> [The exercise] From the listing below, return each line that includes "containing".

>> begin

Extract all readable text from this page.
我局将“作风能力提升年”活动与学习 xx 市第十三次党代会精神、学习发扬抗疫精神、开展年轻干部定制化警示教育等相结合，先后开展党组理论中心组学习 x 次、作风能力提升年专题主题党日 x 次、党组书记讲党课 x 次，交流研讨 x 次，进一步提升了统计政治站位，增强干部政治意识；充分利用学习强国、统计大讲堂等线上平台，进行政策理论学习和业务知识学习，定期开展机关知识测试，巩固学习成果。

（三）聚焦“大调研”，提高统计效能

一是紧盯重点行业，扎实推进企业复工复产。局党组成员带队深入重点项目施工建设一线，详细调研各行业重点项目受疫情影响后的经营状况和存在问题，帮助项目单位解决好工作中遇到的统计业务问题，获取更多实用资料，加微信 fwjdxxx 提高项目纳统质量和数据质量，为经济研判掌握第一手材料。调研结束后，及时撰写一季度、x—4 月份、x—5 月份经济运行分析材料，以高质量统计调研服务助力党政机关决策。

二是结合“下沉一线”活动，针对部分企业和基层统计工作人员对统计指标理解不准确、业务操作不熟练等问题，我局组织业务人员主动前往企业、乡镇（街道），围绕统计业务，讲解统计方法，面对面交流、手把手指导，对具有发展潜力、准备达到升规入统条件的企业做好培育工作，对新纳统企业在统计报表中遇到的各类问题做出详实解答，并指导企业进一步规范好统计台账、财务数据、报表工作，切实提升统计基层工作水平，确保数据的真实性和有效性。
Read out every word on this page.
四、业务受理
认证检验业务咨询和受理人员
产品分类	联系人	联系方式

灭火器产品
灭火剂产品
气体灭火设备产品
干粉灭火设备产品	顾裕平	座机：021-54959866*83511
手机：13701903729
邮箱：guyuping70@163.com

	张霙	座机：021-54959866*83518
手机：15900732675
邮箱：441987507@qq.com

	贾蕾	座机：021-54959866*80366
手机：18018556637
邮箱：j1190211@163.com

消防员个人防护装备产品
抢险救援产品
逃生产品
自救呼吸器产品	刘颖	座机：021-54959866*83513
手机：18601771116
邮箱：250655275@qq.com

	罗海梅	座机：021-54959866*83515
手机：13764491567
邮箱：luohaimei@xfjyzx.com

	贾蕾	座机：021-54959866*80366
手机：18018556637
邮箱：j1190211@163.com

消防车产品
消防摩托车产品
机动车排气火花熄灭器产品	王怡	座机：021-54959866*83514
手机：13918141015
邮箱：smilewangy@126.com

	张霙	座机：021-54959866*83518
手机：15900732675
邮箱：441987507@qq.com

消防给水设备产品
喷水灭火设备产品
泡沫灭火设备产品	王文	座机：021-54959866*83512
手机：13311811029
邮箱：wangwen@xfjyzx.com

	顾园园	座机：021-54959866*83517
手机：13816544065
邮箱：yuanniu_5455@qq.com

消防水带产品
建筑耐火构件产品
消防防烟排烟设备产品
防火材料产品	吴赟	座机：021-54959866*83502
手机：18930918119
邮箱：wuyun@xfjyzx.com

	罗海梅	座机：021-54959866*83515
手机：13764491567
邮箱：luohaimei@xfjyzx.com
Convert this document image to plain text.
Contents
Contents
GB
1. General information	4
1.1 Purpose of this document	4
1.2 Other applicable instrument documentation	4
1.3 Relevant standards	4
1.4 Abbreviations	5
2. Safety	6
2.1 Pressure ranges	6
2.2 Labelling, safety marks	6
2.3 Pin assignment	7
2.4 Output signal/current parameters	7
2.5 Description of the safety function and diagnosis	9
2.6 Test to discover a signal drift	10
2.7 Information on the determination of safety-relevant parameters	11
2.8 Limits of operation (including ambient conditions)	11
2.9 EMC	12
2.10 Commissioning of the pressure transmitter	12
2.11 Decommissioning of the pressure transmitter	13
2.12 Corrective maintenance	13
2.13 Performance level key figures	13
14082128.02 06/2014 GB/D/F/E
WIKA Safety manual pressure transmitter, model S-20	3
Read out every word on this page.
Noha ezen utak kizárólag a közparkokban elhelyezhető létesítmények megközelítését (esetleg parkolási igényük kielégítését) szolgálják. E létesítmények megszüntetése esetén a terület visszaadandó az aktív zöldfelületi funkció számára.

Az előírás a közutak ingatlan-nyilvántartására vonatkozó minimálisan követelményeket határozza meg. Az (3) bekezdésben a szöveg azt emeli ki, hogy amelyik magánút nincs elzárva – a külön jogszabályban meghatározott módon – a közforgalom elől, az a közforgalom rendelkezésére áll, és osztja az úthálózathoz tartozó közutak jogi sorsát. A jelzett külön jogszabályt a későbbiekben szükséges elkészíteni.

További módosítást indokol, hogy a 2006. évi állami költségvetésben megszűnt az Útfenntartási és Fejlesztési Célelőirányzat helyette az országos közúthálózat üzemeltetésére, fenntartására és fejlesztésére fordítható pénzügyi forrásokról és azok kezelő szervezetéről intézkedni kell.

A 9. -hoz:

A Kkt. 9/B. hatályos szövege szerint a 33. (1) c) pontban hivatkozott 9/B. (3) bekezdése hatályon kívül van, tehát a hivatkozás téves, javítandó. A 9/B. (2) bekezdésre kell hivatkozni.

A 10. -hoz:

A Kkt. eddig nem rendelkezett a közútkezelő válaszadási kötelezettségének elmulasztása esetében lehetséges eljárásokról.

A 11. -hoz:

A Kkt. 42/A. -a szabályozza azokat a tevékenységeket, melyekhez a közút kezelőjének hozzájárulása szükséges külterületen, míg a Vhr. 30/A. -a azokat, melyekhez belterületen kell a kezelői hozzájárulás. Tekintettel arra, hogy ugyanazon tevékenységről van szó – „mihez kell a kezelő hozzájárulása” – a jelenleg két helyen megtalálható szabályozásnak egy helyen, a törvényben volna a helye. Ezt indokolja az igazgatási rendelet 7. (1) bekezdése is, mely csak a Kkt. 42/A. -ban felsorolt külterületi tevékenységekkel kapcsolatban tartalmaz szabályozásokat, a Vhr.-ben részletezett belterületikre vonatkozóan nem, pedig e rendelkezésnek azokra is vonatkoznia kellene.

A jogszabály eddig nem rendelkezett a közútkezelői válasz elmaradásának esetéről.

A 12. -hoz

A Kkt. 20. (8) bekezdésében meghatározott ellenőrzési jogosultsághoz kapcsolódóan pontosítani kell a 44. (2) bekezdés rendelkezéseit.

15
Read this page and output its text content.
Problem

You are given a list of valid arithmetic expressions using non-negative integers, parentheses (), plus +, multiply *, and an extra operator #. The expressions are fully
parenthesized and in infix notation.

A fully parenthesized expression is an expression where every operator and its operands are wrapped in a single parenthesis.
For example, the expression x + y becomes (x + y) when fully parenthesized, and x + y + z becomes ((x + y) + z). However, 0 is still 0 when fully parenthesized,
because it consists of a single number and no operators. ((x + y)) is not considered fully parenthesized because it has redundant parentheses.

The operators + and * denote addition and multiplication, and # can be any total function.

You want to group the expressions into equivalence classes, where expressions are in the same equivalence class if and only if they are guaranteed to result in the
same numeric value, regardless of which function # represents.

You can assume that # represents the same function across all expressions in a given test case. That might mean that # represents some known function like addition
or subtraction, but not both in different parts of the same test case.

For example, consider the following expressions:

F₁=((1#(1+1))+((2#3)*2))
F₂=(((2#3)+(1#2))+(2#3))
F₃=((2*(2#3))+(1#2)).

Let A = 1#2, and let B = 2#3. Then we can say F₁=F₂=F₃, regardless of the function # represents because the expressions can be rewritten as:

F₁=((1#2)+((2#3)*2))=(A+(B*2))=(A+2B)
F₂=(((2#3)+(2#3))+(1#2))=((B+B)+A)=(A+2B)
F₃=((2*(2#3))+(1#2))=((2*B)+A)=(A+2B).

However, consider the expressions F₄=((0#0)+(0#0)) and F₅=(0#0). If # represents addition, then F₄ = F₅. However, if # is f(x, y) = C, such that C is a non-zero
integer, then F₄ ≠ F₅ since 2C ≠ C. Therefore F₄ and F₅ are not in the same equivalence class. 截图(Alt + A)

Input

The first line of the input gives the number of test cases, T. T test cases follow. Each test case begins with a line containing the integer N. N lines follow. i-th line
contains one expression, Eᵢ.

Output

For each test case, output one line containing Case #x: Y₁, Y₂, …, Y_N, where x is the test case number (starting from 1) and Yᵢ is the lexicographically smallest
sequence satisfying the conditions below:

>> end

> [Result of the task]
The first line of the input gives the number of test cases, T. T test cases follow. Each test case begins with a line containing the integer N. N lines follow. i-th line
For each test case, output one line containing Case #x: Y₁, Y₂, …, Y_N, where x is the test case number (starting from 1) and Yᵢ is the lexicographically smallest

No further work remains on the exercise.